◆ **SUPPLIED INFORMATION**
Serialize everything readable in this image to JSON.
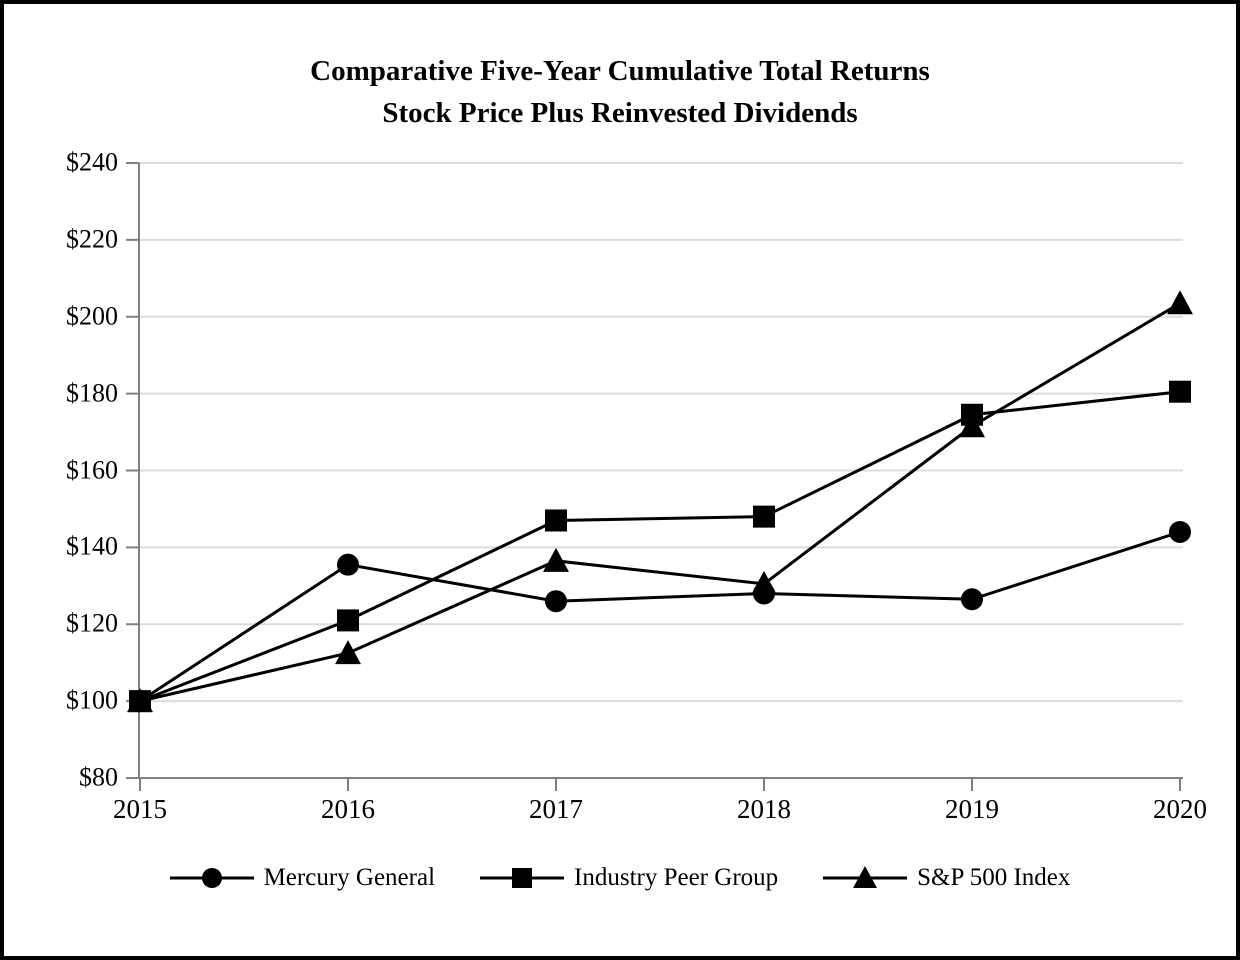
{
  "chart": {
    "title_line1": "Comparative Five-Year Cumulative Total Returns",
    "title_line2": "Stock Price Plus Reinvested Dividends"
  },
  "chart_data": {
    "type": "line",
    "title": "Comparative Five-Year Cumulative Total Returns — Stock Price Plus Reinvested Dividends",
    "x": [
      "2015",
      "2016",
      "2017",
      "2018",
      "2019",
      "2020"
    ],
    "series": [
      {
        "name": "Mercury General",
        "marker": "circle",
        "values": [
          100,
          135.5,
          126,
          128,
          126.5,
          144
        ]
      },
      {
        "name": "Industry Peer Group",
        "marker": "square",
        "values": [
          100,
          121,
          147,
          148,
          174.5,
          180.5
        ]
      },
      {
        "name": "S&P 500 Index",
        "marker": "triangle",
        "values": [
          100,
          112.5,
          136.5,
          130.5,
          171.5,
          203.5
        ]
      }
    ],
    "xlabel": "",
    "ylabel": "",
    "ylim": [
      80,
      240
    ],
    "y_tick_step": 20,
    "y_tick_prefix": "$",
    "grid": true,
    "legend_position": "bottom",
    "colors": {
      "series": "#000000",
      "grid": "#dcdcdc",
      "axis": "#808080",
      "text": "#000000",
      "background": "#ffffff",
      "border": "#000000"
    }
  }
}
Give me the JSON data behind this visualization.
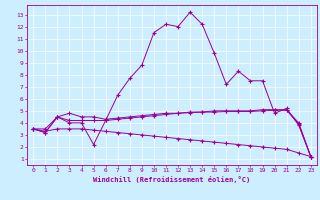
{
  "title": "Windchill (Refroidissement éolien,°C)",
  "bg_color": "#cceeff",
  "line_color": "#990099",
  "grid_color": "#aadddd",
  "x_ticks": [
    0,
    1,
    2,
    3,
    4,
    5,
    6,
    7,
    8,
    9,
    10,
    11,
    12,
    13,
    14,
    15,
    16,
    17,
    18,
    19,
    20,
    21,
    22,
    23
  ],
  "y_ticks": [
    1,
    2,
    3,
    4,
    5,
    6,
    7,
    8,
    9,
    10,
    11,
    12,
    13
  ],
  "ylim": [
    0.5,
    13.8
  ],
  "xlim": [
    -0.5,
    23.5
  ],
  "series1": [
    3.5,
    3.2,
    4.5,
    4.0,
    4.0,
    2.2,
    4.2,
    6.3,
    7.7,
    8.8,
    11.5,
    12.2,
    12.0,
    13.2,
    12.2,
    9.8,
    7.2,
    8.3,
    7.5,
    7.5,
    4.8,
    5.2,
    3.8,
    1.2
  ],
  "series2": [
    3.5,
    3.2,
    4.5,
    4.8,
    4.5,
    4.5,
    4.3,
    4.4,
    4.5,
    4.6,
    4.7,
    4.8,
    4.8,
    4.9,
    4.9,
    5.0,
    5.0,
    5.0,
    5.0,
    5.1,
    5.1,
    5.1,
    4.0,
    1.2
  ],
  "series3": [
    3.5,
    3.3,
    3.5,
    3.5,
    3.5,
    3.4,
    3.3,
    3.2,
    3.1,
    3.0,
    2.9,
    2.8,
    2.7,
    2.6,
    2.5,
    2.4,
    2.3,
    2.2,
    2.1,
    2.0,
    1.9,
    1.8,
    1.5,
    1.2
  ],
  "series4": [
    3.5,
    3.5,
    4.5,
    4.2,
    4.2,
    4.2,
    4.2,
    4.3,
    4.4,
    4.5,
    4.6,
    4.7,
    4.8,
    4.85,
    4.9,
    4.9,
    4.95,
    4.95,
    4.95,
    5.0,
    5.05,
    5.05,
    3.9,
    1.2
  ]
}
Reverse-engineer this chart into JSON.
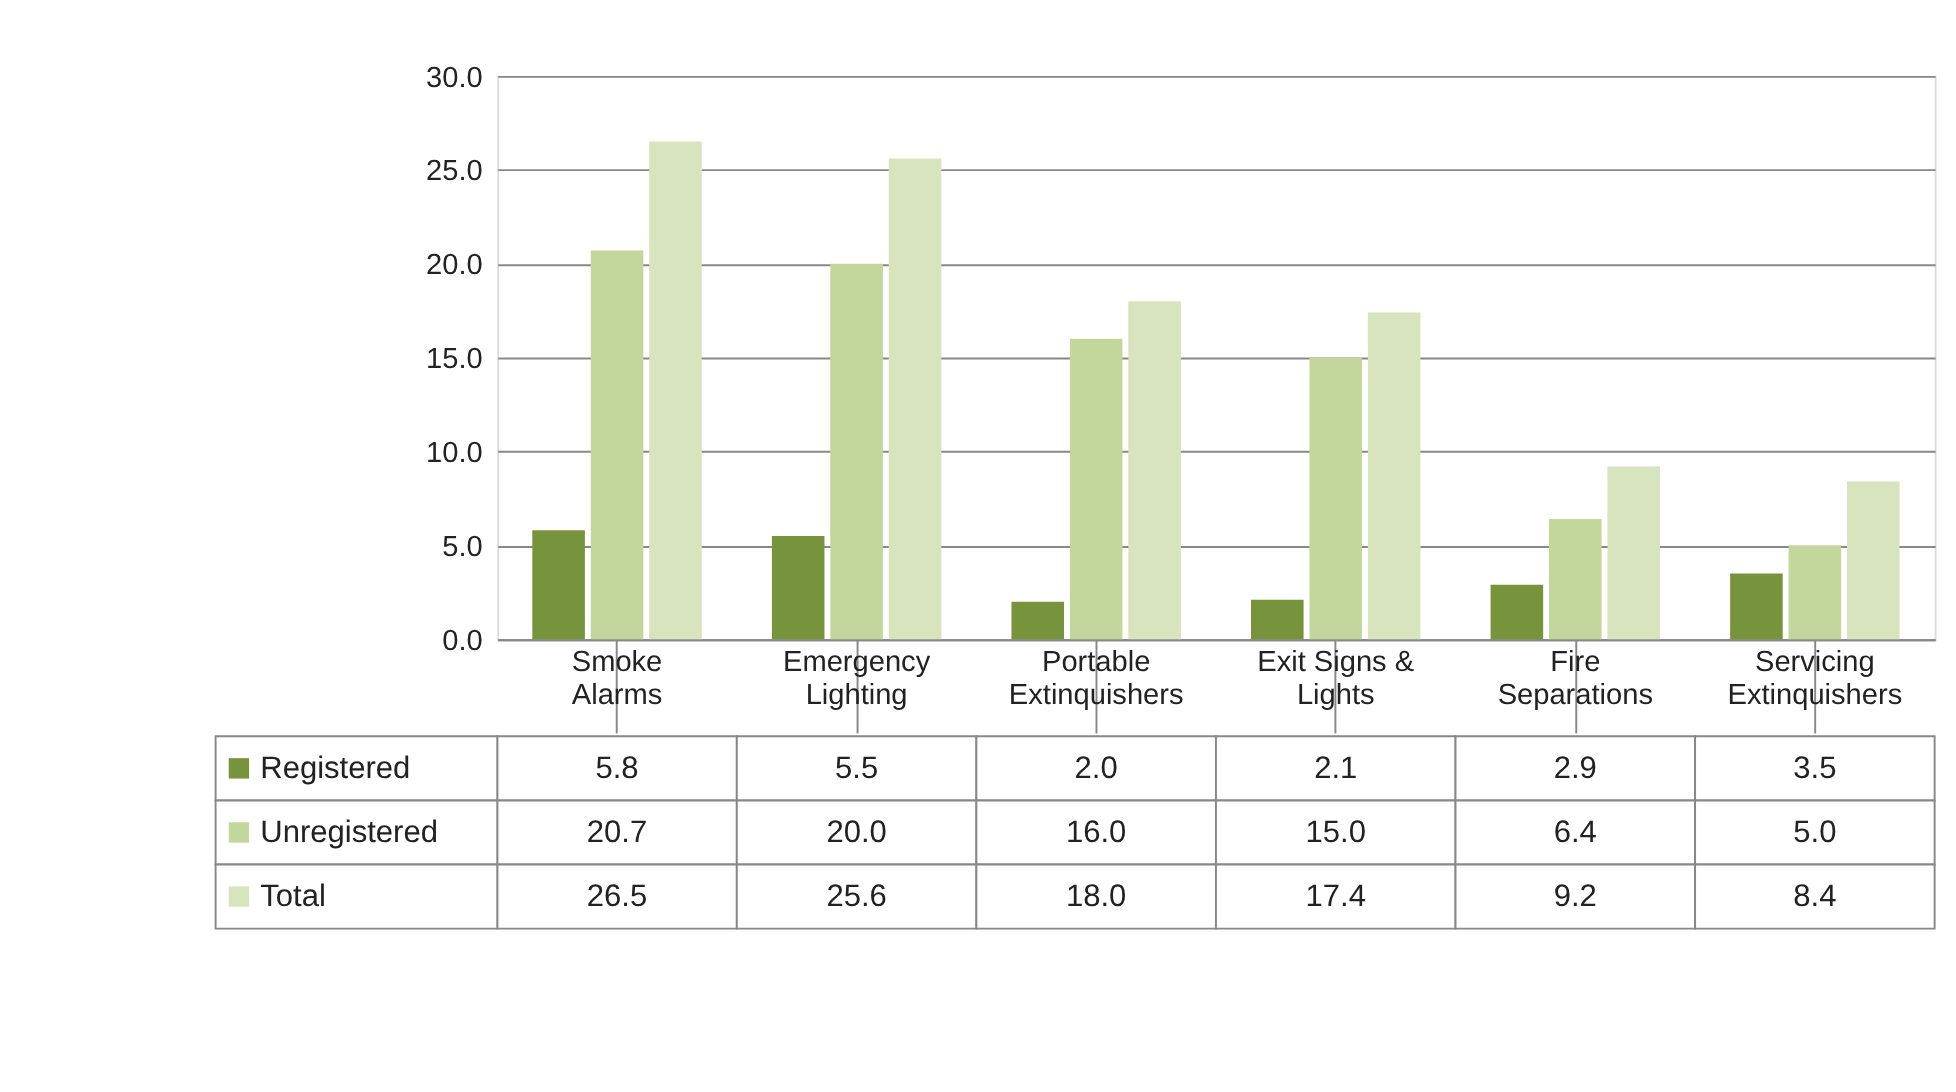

◆ **EXERCISE PROMPT**
Give every line back word for word and leave the pictures out.

◆ **SOLUTION FOR THIS EXERCISE**
Serialize everything readable in this image to JSON.
{
  "chart": {
    "title_line1": "Comparative Five-Year Cumulative Total Returns",
    "title_line2": "Stock Price Plus Reinvested Dividends"
  },
  "chart_data": {
    "type": "line",
    "title": "Comparative Five-Year Cumulative Total Returns — Stock Price Plus Reinvested Dividends",
    "x": [
      "2015",
      "2016",
      "2017",
      "2018",
      "2019",
      "2020"
    ],
    "series": [
      {
        "name": "Mercury General",
        "marker": "circle",
        "values": [
          100,
          135.5,
          126,
          128,
          126.5,
          144
        ]
      },
      {
        "name": "Industry Peer Group",
        "marker": "square",
        "values": [
          100,
          121,
          147,
          148,
          174.5,
          180.5
        ]
      },
      {
        "name": "S&P 500 Index",
        "marker": "triangle",
        "values": [
          100,
          112.5,
          136.5,
          130.5,
          171.5,
          203.5
        ]
      }
    ],
    "xlabel": "",
    "ylabel": "",
    "ylim": [
      80,
      240
    ],
    "y_tick_step": 20,
    "y_tick_prefix": "$",
    "grid": true,
    "legend_position": "bottom",
    "colors": {
      "series": "#000000",
      "grid": "#dcdcdc",
      "axis": "#808080",
      "text": "#000000",
      "background": "#ffffff",
      "border": "#000000"
    }
  }
}
Give me the JSON data behind this visualization.
{
  "title": "Windchill (Refroidissement éolien,°C)",
  "bg_color": "#cceeff",
  "line_color": "#990099",
  "grid_color": "#aadddd",
  "x_ticks": [
    0,
    1,
    2,
    3,
    4,
    5,
    6,
    7,
    8,
    9,
    10,
    11,
    12,
    13,
    14,
    15,
    16,
    17,
    18,
    19,
    20,
    21,
    22,
    23
  ],
  "y_ticks": [
    1,
    2,
    3,
    4,
    5,
    6,
    7,
    8,
    9,
    10,
    11,
    12,
    13
  ],
  "ylim": [
    0.5,
    13.8
  ],
  "xlim": [
    -0.5,
    23.5
  ],
  "series1": [
    3.5,
    3.2,
    4.5,
    4.0,
    4.0,
    2.2,
    4.2,
    6.3,
    7.7,
    8.8,
    11.5,
    12.2,
    12.0,
    13.2,
    12.2,
    9.8,
    7.2,
    8.3,
    7.5,
    7.5,
    4.8,
    5.2,
    3.8,
    1.2
  ],
  "series2": [
    3.5,
    3.2,
    4.5,
    4.8,
    4.5,
    4.5,
    4.3,
    4.4,
    4.5,
    4.6,
    4.7,
    4.8,
    4.8,
    4.9,
    4.9,
    5.0,
    5.0,
    5.0,
    5.0,
    5.1,
    5.1,
    5.1,
    4.0,
    1.2
  ],
  "series3": [
    3.5,
    3.3,
    3.5,
    3.5,
    3.5,
    3.4,
    3.3,
    3.2,
    3.1,
    3.0,
    2.9,
    2.8,
    2.7,
    2.6,
    2.5,
    2.4,
    2.3,
    2.2,
    2.1,
    2.0,
    1.9,
    1.8,
    1.5,
    1.2
  ],
  "series4": [
    3.5,
    3.5,
    4.5,
    4.2,
    4.2,
    4.2,
    4.2,
    4.3,
    4.4,
    4.5,
    4.6,
    4.7,
    4.8,
    4.85,
    4.9,
    4.9,
    4.95,
    4.95,
    4.95,
    5.0,
    5.05,
    5.05,
    3.9,
    1.2
  ]
}
Reverse-engineer this chart into JSON.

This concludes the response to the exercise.